WHAT IS REQUIRED:
Provide only the number of lines in the records below that include "points".
○ ○ ○ ○ ○ ○ ○
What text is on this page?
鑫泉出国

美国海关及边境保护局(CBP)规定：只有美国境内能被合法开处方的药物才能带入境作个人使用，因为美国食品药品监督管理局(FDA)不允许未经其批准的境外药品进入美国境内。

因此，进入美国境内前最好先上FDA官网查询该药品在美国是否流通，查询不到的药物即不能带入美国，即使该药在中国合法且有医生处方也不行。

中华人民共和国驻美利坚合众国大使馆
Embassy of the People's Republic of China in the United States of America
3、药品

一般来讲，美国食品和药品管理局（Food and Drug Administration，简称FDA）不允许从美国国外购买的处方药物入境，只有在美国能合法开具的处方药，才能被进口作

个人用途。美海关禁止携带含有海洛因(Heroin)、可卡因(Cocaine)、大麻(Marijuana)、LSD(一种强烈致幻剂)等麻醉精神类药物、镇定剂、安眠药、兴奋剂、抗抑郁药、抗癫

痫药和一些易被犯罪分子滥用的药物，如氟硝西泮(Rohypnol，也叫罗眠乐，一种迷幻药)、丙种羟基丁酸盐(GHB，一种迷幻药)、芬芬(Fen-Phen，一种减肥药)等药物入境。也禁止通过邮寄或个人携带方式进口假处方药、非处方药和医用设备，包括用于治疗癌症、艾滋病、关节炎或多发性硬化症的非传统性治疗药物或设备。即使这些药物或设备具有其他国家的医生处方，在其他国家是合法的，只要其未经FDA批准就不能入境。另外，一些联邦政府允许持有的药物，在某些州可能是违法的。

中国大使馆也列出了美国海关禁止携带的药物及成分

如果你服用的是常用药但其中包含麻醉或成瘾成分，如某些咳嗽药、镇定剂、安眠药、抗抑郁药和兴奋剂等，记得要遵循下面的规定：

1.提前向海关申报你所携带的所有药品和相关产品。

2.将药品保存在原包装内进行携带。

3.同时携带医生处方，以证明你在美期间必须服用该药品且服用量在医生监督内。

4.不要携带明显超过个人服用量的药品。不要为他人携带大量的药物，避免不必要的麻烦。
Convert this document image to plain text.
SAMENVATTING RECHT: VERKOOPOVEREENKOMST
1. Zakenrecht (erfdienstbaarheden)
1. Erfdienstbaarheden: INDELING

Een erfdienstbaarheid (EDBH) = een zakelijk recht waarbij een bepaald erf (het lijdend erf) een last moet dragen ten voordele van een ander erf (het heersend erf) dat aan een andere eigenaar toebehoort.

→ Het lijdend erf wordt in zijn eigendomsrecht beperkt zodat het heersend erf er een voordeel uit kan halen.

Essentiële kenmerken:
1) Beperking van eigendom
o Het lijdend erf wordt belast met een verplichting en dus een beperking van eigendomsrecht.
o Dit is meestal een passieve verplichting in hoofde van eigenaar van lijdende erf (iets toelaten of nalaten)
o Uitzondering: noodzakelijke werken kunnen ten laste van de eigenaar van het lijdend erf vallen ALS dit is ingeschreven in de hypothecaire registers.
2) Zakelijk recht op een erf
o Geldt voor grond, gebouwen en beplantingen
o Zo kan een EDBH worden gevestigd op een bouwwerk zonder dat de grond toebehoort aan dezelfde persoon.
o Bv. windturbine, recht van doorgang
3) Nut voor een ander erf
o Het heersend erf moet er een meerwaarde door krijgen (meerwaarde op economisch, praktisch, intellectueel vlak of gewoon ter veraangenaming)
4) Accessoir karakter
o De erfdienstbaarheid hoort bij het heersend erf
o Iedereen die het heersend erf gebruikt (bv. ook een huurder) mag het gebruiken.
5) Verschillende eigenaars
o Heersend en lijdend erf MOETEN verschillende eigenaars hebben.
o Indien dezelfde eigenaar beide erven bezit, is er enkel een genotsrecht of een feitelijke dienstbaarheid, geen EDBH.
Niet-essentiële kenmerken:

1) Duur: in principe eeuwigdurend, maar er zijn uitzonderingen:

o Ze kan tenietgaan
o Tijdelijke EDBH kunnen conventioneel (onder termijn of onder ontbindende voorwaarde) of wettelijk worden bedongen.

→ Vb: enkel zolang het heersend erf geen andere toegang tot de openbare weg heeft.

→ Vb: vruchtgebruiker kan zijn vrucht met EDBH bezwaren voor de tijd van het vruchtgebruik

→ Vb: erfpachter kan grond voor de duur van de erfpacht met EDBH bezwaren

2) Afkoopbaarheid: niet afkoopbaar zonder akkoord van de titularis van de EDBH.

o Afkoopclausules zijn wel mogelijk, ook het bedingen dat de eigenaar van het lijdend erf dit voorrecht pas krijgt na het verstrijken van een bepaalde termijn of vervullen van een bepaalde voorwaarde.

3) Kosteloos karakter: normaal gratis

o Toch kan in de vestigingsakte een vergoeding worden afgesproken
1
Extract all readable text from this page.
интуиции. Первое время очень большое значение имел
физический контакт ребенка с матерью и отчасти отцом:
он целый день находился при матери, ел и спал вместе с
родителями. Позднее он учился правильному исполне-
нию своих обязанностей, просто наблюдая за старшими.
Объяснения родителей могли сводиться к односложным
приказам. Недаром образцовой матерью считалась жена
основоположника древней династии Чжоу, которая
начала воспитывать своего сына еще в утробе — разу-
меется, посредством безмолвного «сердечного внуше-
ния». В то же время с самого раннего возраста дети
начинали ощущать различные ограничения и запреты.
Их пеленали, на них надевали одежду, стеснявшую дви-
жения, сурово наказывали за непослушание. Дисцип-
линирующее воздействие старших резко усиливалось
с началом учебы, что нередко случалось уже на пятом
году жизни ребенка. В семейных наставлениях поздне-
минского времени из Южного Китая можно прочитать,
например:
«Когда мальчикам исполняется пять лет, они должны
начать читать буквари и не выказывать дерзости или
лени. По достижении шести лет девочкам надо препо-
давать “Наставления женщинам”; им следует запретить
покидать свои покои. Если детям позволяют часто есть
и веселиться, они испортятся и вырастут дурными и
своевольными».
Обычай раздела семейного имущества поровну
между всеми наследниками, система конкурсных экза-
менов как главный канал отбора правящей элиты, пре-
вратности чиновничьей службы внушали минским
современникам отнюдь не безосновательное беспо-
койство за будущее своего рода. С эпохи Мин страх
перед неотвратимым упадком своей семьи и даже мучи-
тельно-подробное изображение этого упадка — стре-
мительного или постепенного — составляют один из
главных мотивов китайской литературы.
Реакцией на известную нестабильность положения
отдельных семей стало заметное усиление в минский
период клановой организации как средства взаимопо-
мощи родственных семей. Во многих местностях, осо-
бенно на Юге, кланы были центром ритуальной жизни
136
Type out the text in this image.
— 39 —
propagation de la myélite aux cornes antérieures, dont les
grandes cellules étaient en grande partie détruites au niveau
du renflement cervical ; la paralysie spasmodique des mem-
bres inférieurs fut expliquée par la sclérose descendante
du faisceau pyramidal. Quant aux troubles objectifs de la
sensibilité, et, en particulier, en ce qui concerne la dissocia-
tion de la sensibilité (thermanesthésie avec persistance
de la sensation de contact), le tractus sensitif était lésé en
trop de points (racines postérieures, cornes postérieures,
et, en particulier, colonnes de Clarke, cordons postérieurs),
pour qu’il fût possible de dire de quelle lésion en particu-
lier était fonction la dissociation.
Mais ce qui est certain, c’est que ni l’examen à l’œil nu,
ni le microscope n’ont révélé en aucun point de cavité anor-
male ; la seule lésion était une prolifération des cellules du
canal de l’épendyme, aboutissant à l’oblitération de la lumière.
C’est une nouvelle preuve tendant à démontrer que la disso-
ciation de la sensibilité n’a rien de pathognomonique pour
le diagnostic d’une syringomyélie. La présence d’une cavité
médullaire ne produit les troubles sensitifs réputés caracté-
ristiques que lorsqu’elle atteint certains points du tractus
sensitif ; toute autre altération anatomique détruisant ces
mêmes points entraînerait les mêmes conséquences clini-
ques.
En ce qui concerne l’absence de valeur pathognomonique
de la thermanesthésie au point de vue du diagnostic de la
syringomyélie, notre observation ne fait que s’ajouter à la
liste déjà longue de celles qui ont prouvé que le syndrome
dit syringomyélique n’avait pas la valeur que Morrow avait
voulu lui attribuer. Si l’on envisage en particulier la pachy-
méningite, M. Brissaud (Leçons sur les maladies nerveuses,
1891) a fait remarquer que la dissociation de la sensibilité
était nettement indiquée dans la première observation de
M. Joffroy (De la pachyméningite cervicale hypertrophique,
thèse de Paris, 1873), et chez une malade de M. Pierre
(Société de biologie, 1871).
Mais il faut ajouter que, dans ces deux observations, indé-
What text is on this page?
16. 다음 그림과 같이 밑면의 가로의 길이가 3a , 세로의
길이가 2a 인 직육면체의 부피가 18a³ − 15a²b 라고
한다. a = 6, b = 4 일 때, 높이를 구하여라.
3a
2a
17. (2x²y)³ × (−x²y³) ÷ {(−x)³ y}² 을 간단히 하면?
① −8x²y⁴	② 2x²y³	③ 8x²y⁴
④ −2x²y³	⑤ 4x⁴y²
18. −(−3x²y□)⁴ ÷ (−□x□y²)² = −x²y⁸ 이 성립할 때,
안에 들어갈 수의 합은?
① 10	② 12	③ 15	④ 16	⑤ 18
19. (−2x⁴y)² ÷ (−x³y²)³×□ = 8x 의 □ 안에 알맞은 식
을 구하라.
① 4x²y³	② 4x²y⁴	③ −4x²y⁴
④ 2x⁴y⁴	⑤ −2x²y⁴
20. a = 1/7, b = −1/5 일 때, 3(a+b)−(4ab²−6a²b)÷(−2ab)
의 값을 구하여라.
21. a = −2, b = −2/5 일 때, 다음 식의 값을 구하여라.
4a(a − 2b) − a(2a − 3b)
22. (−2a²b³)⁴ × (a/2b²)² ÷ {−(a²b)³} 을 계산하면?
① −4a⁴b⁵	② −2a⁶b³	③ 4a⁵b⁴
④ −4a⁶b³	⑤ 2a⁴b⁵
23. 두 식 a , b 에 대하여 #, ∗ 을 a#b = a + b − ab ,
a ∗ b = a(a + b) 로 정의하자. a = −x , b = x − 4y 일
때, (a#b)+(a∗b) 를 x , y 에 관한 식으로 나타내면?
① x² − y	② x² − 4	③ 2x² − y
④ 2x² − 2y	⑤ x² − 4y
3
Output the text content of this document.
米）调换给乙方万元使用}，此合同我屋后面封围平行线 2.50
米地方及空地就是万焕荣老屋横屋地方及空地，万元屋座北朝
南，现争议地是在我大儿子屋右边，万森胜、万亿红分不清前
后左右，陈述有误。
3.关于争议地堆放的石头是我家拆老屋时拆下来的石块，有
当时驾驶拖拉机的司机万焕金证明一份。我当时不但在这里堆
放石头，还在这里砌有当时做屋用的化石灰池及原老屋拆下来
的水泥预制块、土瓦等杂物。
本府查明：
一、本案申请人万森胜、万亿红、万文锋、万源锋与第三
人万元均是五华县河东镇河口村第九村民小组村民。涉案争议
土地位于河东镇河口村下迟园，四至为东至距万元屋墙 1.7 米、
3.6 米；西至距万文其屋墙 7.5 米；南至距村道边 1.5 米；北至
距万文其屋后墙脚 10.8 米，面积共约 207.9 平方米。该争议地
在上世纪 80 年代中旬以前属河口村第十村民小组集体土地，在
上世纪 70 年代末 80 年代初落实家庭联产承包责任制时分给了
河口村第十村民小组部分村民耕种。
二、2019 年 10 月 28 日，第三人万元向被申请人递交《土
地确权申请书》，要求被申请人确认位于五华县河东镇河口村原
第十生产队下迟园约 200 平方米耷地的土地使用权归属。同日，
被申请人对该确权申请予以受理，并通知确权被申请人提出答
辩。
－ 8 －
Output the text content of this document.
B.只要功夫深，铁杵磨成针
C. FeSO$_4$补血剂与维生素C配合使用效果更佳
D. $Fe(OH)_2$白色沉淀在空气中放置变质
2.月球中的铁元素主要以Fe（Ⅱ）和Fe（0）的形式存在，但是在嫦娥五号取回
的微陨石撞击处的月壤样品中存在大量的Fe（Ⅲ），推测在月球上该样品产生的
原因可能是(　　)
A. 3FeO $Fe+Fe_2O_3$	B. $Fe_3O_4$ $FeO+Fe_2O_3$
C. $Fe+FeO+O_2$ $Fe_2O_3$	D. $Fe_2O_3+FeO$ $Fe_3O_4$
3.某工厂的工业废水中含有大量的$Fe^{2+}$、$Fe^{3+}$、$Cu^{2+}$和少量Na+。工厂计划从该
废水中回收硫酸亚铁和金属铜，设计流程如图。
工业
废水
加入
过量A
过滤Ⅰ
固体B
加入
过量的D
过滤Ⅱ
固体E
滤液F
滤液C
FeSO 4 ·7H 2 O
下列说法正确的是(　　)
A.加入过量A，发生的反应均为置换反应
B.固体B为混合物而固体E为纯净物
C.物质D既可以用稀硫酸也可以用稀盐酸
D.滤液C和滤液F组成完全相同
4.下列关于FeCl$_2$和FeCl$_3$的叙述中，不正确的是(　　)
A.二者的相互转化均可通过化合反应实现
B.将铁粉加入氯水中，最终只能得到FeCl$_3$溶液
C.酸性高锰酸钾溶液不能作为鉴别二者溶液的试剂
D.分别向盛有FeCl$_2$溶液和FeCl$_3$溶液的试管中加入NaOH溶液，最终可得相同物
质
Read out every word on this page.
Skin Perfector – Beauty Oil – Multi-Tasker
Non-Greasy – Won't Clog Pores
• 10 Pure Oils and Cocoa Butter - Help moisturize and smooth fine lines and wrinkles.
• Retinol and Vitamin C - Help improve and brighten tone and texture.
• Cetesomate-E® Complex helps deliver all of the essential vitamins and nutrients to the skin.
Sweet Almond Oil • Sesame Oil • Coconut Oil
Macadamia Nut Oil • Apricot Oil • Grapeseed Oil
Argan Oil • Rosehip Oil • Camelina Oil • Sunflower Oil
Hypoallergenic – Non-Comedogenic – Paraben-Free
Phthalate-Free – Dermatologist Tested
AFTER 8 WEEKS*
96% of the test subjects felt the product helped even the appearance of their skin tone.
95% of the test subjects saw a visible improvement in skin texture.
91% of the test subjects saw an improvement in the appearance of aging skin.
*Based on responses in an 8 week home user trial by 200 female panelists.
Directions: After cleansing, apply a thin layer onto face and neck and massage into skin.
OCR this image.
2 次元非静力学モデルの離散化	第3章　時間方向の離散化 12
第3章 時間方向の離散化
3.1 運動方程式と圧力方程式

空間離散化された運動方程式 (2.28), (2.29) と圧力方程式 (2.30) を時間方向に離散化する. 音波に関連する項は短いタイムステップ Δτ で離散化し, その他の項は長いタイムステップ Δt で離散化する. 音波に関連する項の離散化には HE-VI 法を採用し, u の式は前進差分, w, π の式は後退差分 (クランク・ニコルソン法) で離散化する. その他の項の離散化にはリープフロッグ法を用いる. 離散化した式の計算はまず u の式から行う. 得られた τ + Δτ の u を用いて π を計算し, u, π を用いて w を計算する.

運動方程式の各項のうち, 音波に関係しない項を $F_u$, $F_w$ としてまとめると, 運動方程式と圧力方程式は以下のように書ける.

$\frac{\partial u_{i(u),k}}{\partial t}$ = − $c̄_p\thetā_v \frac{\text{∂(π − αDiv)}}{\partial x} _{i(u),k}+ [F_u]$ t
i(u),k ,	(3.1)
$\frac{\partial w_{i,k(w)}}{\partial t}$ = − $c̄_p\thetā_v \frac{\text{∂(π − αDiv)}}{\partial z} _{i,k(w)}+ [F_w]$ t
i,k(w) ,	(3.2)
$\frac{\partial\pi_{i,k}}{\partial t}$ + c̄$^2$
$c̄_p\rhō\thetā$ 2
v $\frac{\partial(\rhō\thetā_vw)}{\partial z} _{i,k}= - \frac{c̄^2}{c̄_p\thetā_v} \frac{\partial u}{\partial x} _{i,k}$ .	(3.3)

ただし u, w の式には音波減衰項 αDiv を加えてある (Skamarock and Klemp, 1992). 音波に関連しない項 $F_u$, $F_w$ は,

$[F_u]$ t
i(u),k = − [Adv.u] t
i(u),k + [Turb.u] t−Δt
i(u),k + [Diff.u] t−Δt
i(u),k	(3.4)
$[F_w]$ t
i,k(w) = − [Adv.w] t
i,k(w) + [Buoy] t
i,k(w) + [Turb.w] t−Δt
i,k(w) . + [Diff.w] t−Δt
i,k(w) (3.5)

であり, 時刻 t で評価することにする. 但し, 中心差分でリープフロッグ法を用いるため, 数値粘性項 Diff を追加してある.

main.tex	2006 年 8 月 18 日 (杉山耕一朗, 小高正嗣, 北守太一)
○ ○ ○ ○ ○ ○ ○
TASK SOLUTION:
3